▸ **Instructions to follow**
Filter these entries so that only lines with the word "this" remain.

▸ **Dataset**
--

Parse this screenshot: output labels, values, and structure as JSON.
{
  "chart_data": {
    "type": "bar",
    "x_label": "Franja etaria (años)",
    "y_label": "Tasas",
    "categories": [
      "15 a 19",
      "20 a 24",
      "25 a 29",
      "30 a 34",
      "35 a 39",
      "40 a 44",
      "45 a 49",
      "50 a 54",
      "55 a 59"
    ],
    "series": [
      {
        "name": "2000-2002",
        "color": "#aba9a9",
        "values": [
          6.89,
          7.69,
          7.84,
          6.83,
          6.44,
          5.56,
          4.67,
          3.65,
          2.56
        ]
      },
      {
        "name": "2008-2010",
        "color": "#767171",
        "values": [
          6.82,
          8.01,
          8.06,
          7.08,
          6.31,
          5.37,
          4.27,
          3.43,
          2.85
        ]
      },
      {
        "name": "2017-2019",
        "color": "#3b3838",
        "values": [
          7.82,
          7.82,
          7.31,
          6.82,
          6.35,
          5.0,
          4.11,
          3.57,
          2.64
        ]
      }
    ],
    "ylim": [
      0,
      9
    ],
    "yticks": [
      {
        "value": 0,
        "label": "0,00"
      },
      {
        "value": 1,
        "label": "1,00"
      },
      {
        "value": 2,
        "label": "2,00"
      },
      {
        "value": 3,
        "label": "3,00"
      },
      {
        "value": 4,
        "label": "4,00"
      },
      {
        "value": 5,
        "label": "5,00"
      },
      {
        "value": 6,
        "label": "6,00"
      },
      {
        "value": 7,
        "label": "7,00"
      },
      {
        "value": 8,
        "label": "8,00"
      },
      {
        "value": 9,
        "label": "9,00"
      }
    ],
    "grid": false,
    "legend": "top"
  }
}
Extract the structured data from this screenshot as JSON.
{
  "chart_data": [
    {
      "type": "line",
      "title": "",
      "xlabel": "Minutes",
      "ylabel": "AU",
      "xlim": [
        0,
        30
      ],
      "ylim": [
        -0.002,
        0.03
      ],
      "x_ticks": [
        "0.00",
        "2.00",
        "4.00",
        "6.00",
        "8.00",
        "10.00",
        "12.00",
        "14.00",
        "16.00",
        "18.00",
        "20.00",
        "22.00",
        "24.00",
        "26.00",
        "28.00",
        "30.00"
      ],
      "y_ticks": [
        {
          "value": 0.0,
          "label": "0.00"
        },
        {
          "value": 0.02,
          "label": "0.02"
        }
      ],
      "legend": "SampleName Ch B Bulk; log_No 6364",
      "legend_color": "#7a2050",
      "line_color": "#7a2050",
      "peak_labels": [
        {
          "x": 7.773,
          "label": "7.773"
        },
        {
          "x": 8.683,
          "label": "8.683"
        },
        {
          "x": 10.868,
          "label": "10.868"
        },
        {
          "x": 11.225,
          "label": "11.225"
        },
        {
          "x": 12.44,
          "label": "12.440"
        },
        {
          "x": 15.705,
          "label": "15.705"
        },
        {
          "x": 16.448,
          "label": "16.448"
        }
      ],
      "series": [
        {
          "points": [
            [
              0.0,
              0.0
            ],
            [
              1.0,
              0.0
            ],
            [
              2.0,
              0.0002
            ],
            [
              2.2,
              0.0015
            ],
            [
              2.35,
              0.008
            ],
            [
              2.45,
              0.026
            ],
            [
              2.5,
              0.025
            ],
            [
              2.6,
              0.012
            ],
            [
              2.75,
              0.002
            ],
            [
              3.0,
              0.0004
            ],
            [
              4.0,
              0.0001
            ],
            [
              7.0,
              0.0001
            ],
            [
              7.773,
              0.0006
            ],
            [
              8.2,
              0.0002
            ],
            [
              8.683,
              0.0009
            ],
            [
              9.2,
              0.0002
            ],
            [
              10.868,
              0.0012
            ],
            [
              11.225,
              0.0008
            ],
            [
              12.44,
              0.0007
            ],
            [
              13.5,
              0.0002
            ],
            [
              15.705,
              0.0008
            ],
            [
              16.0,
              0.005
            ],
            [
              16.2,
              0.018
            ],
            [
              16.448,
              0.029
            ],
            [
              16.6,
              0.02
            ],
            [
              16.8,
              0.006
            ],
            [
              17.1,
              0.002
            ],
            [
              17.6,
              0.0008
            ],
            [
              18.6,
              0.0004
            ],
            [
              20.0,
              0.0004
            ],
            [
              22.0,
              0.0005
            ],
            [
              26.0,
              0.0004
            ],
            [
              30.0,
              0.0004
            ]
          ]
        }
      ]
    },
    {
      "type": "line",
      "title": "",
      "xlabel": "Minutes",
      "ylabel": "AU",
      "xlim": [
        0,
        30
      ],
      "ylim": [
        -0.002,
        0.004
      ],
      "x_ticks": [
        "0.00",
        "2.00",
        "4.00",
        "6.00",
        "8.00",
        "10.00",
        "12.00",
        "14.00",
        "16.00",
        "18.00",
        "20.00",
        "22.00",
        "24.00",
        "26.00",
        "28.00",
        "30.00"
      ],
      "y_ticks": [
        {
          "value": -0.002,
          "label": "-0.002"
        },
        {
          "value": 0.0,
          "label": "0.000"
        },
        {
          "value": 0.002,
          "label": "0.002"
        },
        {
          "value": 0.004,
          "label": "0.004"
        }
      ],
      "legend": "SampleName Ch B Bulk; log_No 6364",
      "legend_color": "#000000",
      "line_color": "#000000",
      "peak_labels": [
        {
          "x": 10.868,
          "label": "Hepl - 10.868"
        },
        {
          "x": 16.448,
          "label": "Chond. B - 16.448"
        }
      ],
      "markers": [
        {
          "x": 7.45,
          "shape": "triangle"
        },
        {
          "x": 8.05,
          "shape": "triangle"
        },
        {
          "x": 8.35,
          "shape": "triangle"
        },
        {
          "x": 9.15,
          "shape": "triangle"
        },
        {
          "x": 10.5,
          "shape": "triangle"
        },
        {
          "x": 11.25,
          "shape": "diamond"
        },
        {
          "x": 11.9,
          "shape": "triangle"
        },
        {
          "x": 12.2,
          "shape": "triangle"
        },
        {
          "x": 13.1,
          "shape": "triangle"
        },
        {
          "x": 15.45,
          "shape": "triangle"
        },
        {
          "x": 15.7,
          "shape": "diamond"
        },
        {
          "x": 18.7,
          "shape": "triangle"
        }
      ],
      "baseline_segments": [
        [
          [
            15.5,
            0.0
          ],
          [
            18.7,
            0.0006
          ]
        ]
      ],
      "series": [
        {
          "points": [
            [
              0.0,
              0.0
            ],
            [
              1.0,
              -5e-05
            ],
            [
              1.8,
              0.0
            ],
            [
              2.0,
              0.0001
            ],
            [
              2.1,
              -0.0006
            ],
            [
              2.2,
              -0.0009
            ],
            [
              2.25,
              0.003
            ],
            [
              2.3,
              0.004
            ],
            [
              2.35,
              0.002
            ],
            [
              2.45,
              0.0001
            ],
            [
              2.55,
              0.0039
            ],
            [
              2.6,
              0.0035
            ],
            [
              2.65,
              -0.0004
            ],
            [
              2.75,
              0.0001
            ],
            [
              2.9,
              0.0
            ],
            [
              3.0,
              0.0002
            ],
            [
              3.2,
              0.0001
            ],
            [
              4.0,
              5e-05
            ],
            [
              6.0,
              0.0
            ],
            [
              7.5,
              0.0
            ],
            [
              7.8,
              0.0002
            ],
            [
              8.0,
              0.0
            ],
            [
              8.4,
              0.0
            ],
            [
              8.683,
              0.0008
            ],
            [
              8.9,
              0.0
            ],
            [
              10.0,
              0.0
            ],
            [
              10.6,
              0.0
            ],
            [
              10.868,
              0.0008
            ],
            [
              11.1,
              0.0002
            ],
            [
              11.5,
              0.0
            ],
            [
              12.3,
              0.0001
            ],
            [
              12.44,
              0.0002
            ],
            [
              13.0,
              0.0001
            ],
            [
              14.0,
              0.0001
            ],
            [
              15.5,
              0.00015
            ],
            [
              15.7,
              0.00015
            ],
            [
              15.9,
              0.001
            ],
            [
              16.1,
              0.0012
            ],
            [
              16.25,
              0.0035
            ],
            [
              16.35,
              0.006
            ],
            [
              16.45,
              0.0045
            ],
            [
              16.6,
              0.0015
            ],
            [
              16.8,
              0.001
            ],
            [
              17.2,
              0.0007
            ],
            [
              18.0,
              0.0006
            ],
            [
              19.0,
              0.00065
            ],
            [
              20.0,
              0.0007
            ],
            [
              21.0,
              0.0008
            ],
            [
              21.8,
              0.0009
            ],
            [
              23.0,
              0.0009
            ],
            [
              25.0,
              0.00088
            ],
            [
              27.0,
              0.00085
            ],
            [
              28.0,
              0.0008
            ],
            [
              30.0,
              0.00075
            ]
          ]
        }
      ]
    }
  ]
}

--

▸ **Task solution**
Parse this screenshot: output labels, values, and structure as JSON.
Extract the structured data from this screenshot as JSON.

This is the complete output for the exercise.